Task instructions: Reproduce the rows verbatim, beginning with the line containing "legend-tick-label: 23.518 [22, 428, 56, 441]" and continuing through the line containing "cold-plate [71, 239, 859, 275]", both included.

Records to use:
Start

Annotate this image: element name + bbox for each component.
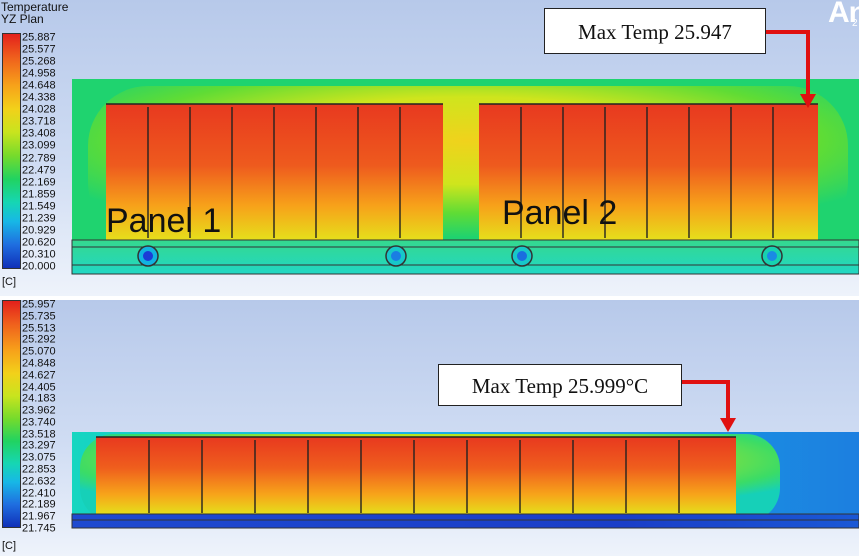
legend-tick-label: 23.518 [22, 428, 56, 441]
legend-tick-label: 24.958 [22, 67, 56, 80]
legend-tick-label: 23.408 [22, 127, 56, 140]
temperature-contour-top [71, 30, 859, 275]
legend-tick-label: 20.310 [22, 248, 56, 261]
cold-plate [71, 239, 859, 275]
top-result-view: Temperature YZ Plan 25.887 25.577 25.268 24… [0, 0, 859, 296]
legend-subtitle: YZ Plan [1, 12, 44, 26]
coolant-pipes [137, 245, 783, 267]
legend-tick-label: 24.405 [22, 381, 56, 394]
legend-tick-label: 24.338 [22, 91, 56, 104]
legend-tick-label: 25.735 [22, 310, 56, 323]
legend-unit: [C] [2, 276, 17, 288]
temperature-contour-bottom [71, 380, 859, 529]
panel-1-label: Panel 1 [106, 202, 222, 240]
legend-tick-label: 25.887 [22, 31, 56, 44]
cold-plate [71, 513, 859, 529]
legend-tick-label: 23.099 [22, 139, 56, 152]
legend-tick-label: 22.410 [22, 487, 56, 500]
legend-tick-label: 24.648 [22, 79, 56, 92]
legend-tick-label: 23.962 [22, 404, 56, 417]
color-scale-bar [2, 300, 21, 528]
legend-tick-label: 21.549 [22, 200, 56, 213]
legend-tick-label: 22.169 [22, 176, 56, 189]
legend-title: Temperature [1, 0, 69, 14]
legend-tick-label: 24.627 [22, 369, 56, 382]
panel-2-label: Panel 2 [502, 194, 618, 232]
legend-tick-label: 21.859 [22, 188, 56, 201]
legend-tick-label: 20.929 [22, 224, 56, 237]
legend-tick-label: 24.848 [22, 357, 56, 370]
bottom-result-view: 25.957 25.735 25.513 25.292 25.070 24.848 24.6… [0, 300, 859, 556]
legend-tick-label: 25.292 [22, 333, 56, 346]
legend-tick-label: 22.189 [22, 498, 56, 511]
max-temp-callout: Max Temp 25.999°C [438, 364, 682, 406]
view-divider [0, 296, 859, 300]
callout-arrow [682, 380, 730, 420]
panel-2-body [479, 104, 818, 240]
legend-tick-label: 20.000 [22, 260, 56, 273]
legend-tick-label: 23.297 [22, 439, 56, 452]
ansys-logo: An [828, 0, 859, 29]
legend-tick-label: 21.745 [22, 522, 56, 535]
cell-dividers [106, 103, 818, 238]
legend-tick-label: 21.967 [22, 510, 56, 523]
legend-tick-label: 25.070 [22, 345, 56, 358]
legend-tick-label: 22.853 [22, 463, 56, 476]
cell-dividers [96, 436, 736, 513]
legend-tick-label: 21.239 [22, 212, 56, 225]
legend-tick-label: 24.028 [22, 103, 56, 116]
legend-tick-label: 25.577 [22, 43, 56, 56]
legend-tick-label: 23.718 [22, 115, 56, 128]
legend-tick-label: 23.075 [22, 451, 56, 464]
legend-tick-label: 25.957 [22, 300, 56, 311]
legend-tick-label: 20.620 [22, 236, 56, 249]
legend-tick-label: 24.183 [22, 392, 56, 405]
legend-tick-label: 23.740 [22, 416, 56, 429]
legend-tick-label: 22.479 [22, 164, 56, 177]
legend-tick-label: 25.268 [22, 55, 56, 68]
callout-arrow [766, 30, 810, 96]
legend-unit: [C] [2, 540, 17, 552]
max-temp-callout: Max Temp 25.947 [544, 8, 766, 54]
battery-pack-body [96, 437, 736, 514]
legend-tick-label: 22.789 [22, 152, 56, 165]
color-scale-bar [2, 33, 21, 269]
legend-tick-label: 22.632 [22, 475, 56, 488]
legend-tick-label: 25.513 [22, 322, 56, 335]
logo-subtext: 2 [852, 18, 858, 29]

End

Result:
legend-tick-label: 23.518 [22, 428, 56, 441]
legend-tick-label: 24.958 [22, 67, 56, 80]
legend-tick-label: 23.408 [22, 127, 56, 140]
temperature-contour-top [71, 30, 859, 275]
legend-tick-label: 20.310 [22, 248, 56, 261]
cold-plate [71, 239, 859, 275]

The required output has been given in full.